# GOAL OF THE EXERCISE:
Set the listing down unchanged, minus every embedded image.

--- begin DATA EXTRACT ---

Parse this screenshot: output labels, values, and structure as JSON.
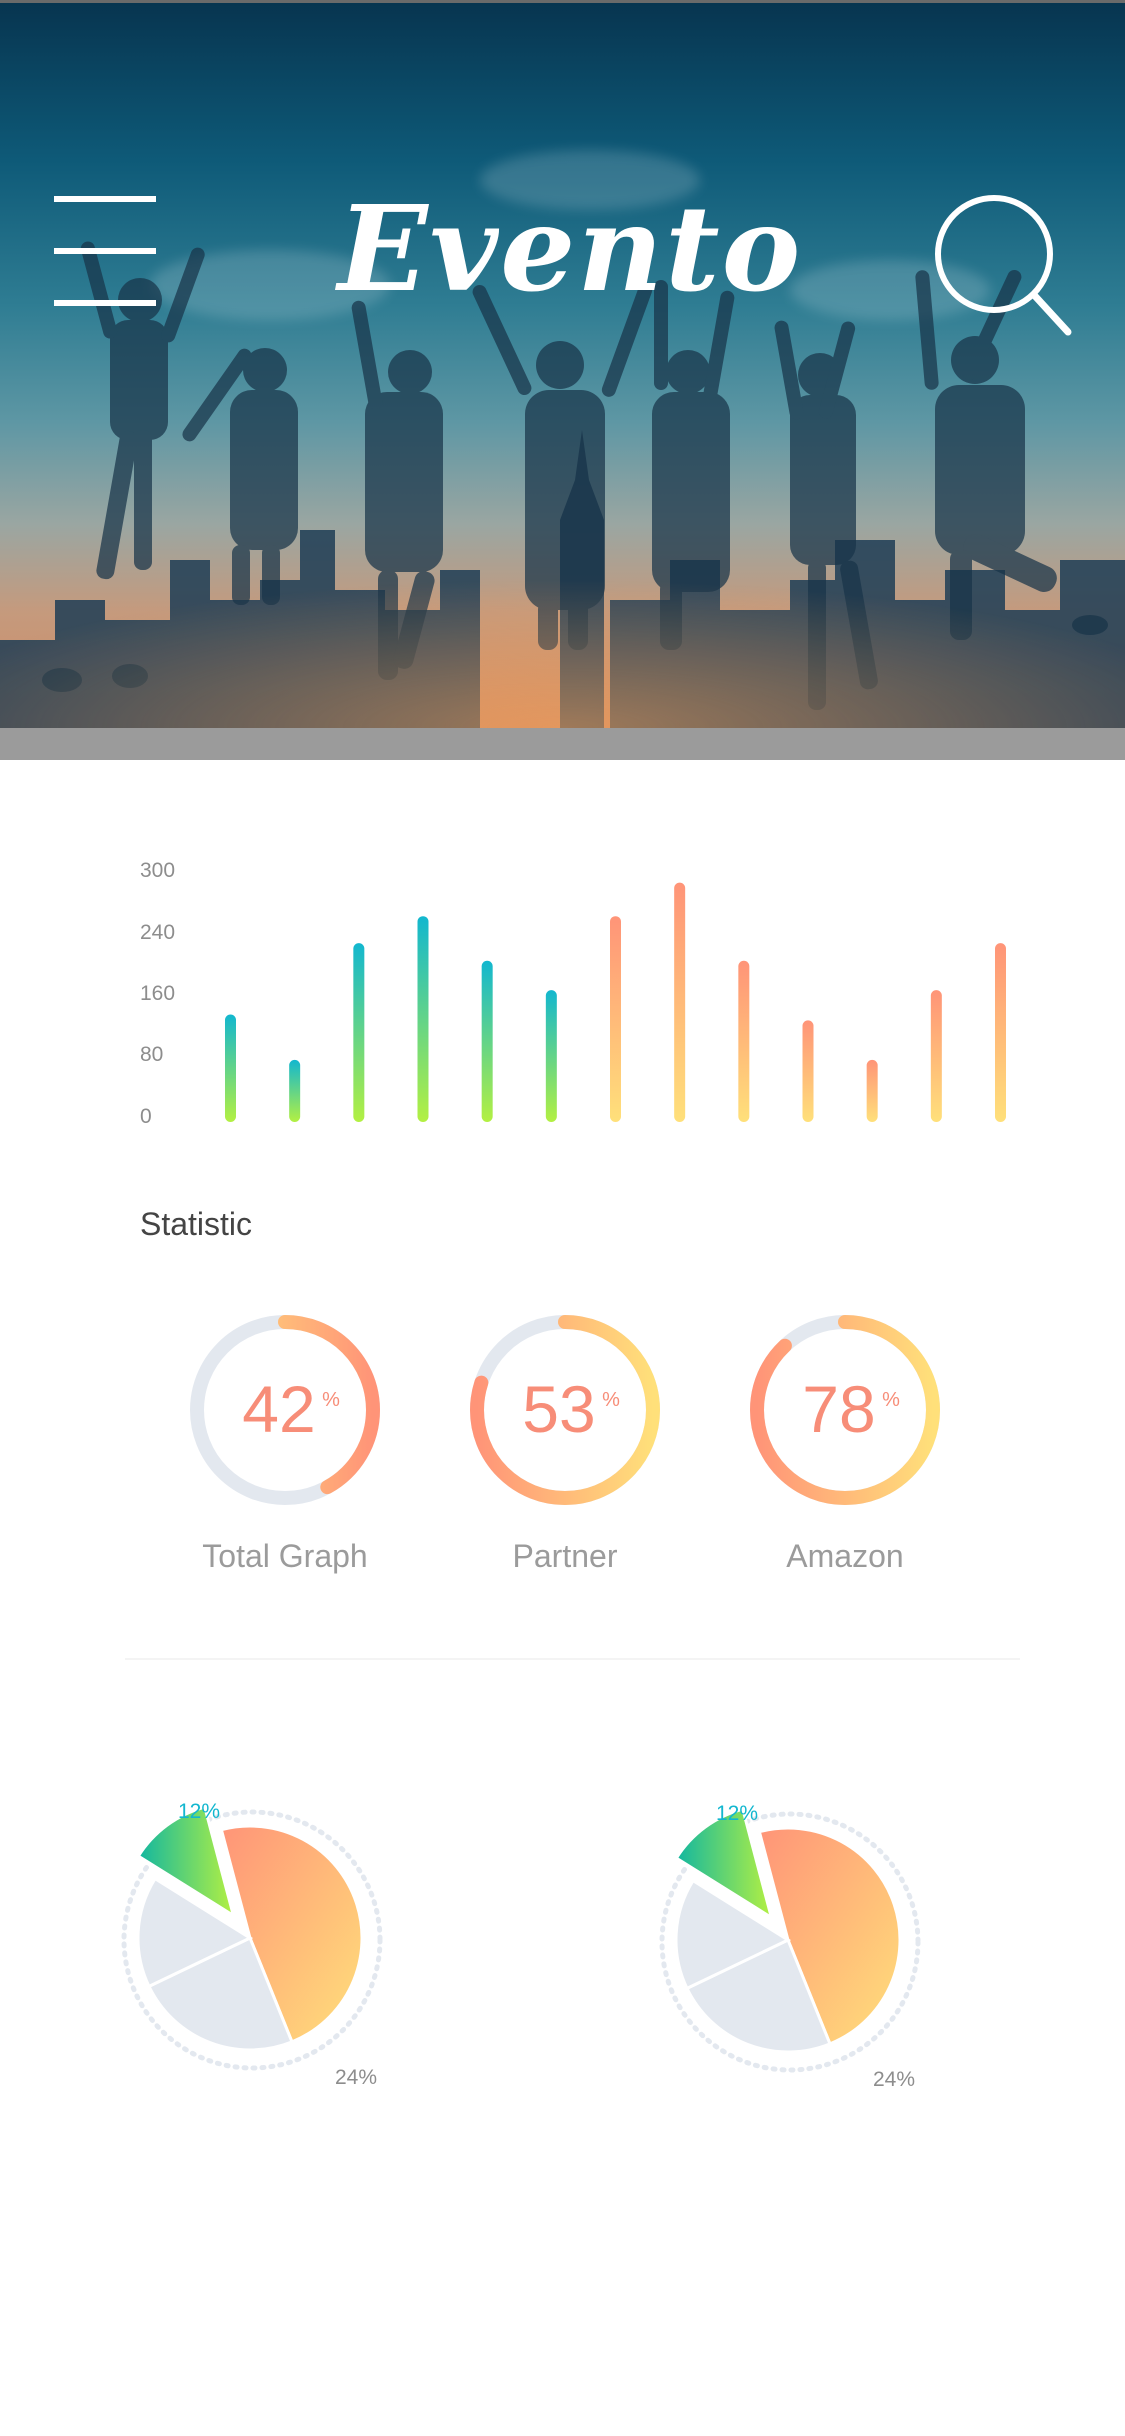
{
  "header": {
    "title": "Evento",
    "menu_icon": "hamburger-menu-icon",
    "search_icon": "search-icon"
  },
  "colors": {
    "teal": "#12b7cf",
    "lime": "#b3f042",
    "coral": "#ff9478",
    "yellow": "#ffe07a",
    "track": "#e3e8ef",
    "stat_text": "#f78d78",
    "pie_teal": "#1bb89c"
  },
  "chart_data": [
    {
      "type": "bar",
      "title": "",
      "xlabel": "",
      "ylabel": "",
      "y_ticks": [
        "300",
        "240",
        "160",
        "80",
        "0"
      ],
      "ylim": [
        0,
        300
      ],
      "grid": false,
      "values": [
        128,
        74,
        213,
        245,
        192,
        157,
        245,
        285,
        192,
        121,
        74,
        157,
        213
      ],
      "bar_color_groups": [
        "teal-lime",
        "teal-lime",
        "teal-lime",
        "teal-lime",
        "teal-lime",
        "teal-lime",
        "coral-yellow",
        "coral-yellow",
        "coral-yellow",
        "coral-yellow",
        "coral-yellow",
        "coral-yellow",
        "coral-yellow"
      ]
    },
    {
      "type": "pie",
      "callouts": [
        "12%",
        "24%"
      ],
      "slices": [
        {
          "value": 12,
          "color": "teal",
          "exploded": true
        },
        {
          "value": 48,
          "color": "coral-yellow"
        },
        {
          "value": 24,
          "color": "gray"
        },
        {
          "value": 16,
          "color": "gray"
        }
      ]
    },
    {
      "type": "pie",
      "callouts": [
        "12%",
        "24%"
      ],
      "slices": [
        {
          "value": 12,
          "color": "teal",
          "exploded": true
        },
        {
          "value": 48,
          "color": "coral-yellow"
        },
        {
          "value": 24,
          "color": "gray"
        },
        {
          "value": 16,
          "color": "gray"
        }
      ]
    }
  ],
  "statistic": {
    "title": "Statistic",
    "items": [
      {
        "value": "42",
        "unit": "%",
        "label": "Total Graph",
        "progress": 0.42
      },
      {
        "value": "53",
        "unit": "%",
        "label": "Partner",
        "progress": 0.8
      },
      {
        "value": "78",
        "unit": "%",
        "label": "Amazon",
        "progress": 0.88
      }
    ]
  }
}
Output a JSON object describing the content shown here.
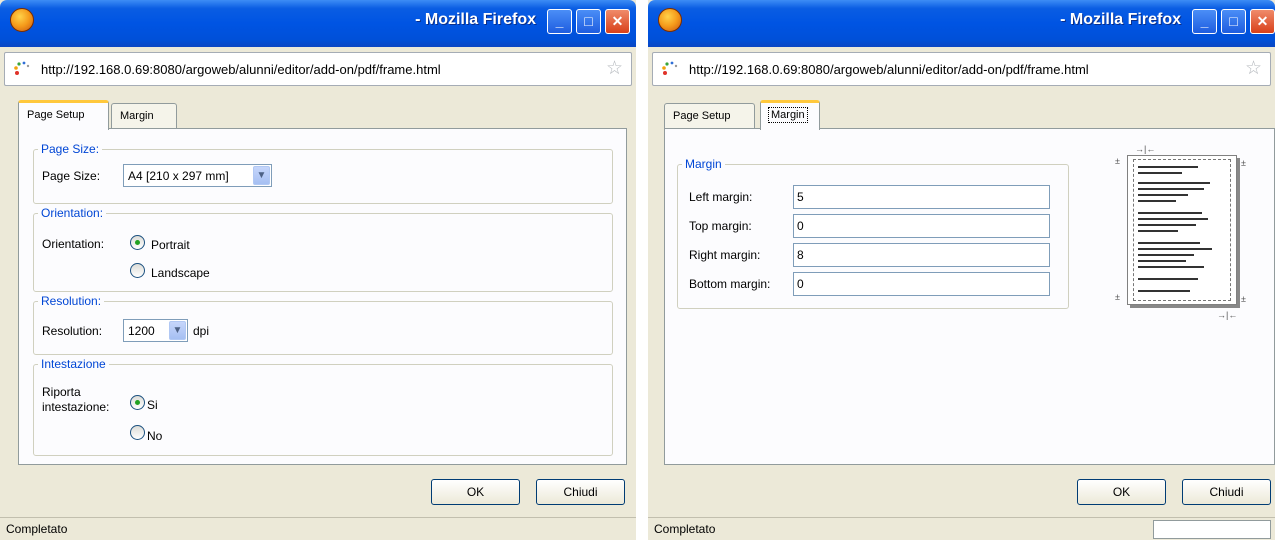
{
  "windows": [
    {
      "title": "- Mozilla Firefox",
      "url": "http://192.168.0.69:8080/argoweb/alunni/editor/add-on/pdf/frame.html",
      "tabs": [
        "Page Setup",
        "Margin"
      ],
      "active_tab": "Page Setup",
      "page_size": {
        "legend": "Page Size:",
        "label": "Page Size:",
        "value": "A4 [210 x 297 mm]"
      },
      "orientation": {
        "legend": "Orientation:",
        "label": "Orientation:",
        "options": [
          "Portrait",
          "Landscape"
        ],
        "selected": "Portrait"
      },
      "resolution": {
        "legend": "Resolution:",
        "label": "Resolution:",
        "value": "1200",
        "unit": "dpi"
      },
      "intestazione": {
        "legend": "Intestazione",
        "label": "Riporta intestazione:",
        "options": [
          "Si",
          "No"
        ],
        "selected": "Si"
      },
      "buttons": {
        "ok": "OK",
        "close": "Chiudi"
      },
      "status": "Completato"
    },
    {
      "title": "- Mozilla Firefox",
      "url": "http://192.168.0.69:8080/argoweb/alunni/editor/add-on/pdf/frame.html",
      "tabs": [
        "Page Setup",
        "Margin"
      ],
      "active_tab": "Margin",
      "margin": {
        "legend": "Margin",
        "fields": [
          {
            "label": "Left margin:",
            "value": "5"
          },
          {
            "label": "Top margin:",
            "value": "0"
          },
          {
            "label": "Right margin:",
            "value": "8"
          },
          {
            "label": "Bottom margin:",
            "value": "0"
          }
        ]
      },
      "buttons": {
        "ok": "OK",
        "close": "Chiudi"
      },
      "status": "Completato"
    }
  ],
  "colors": {
    "titlebar": "#0054e3",
    "legend_text": "#0046d5",
    "active_tab_accent": "#ffc83c",
    "radio_dot": "#21a121"
  },
  "icons": [
    "firefox-logo-icon",
    "page-loading-icon",
    "bookmark-star-icon",
    "minimize-icon",
    "maximize-icon",
    "close-icon",
    "dropdown-arrow-icon"
  ]
}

--- end DATA EXTRACT ---

# SOLUTION TO THE PROBLEM:
Parse this screenshot: output labels, values, and structure as JSON.
{
  "header": {
    "title": "Evento",
    "menu_icon": "hamburger-menu-icon",
    "search_icon": "search-icon"
  },
  "colors": {
    "teal": "#12b7cf",
    "lime": "#b3f042",
    "coral": "#ff9478",
    "yellow": "#ffe07a",
    "track": "#e3e8ef",
    "stat_text": "#f78d78",
    "pie_teal": "#1bb89c"
  },
  "chart_data": [
    {
      "type": "bar",
      "title": "",
      "xlabel": "",
      "ylabel": "",
      "y_ticks": [
        "300",
        "240",
        "160",
        "80",
        "0"
      ],
      "ylim": [
        0,
        300
      ],
      "grid": false,
      "values": [
        128,
        74,
        213,
        245,
        192,
        157,
        245,
        285,
        192,
        121,
        74,
        157,
        213
      ],
      "bar_color_groups": [
        "teal-lime",
        "teal-lime",
        "teal-lime",
        "teal-lime",
        "teal-lime",
        "teal-lime",
        "coral-yellow",
        "coral-yellow",
        "coral-yellow",
        "coral-yellow",
        "coral-yellow",
        "coral-yellow",
        "coral-yellow"
      ]
    },
    {
      "type": "pie",
      "callouts": [
        "12%",
        "24%"
      ],
      "slices": [
        {
          "value": 12,
          "color": "teal",
          "exploded": true
        },
        {
          "value": 48,
          "color": "coral-yellow"
        },
        {
          "value": 24,
          "color": "gray"
        },
        {
          "value": 16,
          "color": "gray"
        }
      ]
    },
    {
      "type": "pie",
      "callouts": [
        "12%",
        "24%"
      ],
      "slices": [
        {
          "value": 12,
          "color": "teal",
          "exploded": true
        },
        {
          "value": 48,
          "color": "coral-yellow"
        },
        {
          "value": 24,
          "color": "gray"
        },
        {
          "value": 16,
          "color": "gray"
        }
      ]
    }
  ],
  "statistic": {
    "title": "Statistic",
    "items": [
      {
        "value": "42",
        "unit": "%",
        "label": "Total Graph",
        "progress": 0.42
      },
      {
        "value": "53",
        "unit": "%",
        "label": "Partner",
        "progress": 0.8
      },
      {
        "value": "78",
        "unit": "%",
        "label": "Amazon",
        "progress": 0.88
      }
    ]
  }
}
Output a JSON object describing the content shown here.
{
  "windows": [
    {
      "title": "- Mozilla Firefox",
      "url": "http://192.168.0.69:8080/argoweb/alunni/editor/add-on/pdf/frame.html",
      "tabs": [
        "Page Setup",
        "Margin"
      ],
      "active_tab": "Page Setup",
      "page_size": {
        "legend": "Page Size:",
        "label": "Page Size:",
        "value": "A4 [210 x 297 mm]"
      },
      "orientation": {
        "legend": "Orientation:",
        "label": "Orientation:",
        "options": [
          "Portrait",
          "Landscape"
        ],
        "selected": "Portrait"
      },
      "resolution": {
        "legend": "Resolution:",
        "label": "Resolution:",
        "value": "1200",
        "unit": "dpi"
      },
      "intestazione": {
        "legend": "Intestazione",
        "label": "Riporta intestazione:",
        "options": [
          "Si",
          "No"
        ],
        "selected": "Si"
      },
      "buttons": {
        "ok": "OK",
        "close": "Chiudi"
      },
      "status": "Completato"
    },
    {
      "title": "- Mozilla Firefox",
      "url": "http://192.168.0.69:8080/argoweb/alunni/editor/add-on/pdf/frame.html",
      "tabs": [
        "Page Setup",
        "Margin"
      ],
      "active_tab": "Margin",
      "margin": {
        "legend": "Margin",
        "fields": [
          {
            "label": "Left margin:",
            "value": "5"
          },
          {
            "label": "Top margin:",
            "value": "0"
          },
          {
            "label": "Right margin:",
            "value": "8"
          },
          {
            "label": "Bottom margin:",
            "value": "0"
          }
        ]
      },
      "buttons": {
        "ok": "OK",
        "close": "Chiudi"
      },
      "status": "Completato"
    }
  ],
  "colors": {
    "titlebar": "#0054e3",
    "legend_text": "#0046d5",
    "active_tab_accent": "#ffc83c",
    "radio_dot": "#21a121"
  },
  "icons": [
    "firefox-logo-icon",
    "page-loading-icon",
    "bookmark-star-icon",
    "minimize-icon",
    "maximize-icon",
    "close-icon",
    "dropdown-arrow-icon"
  ]
}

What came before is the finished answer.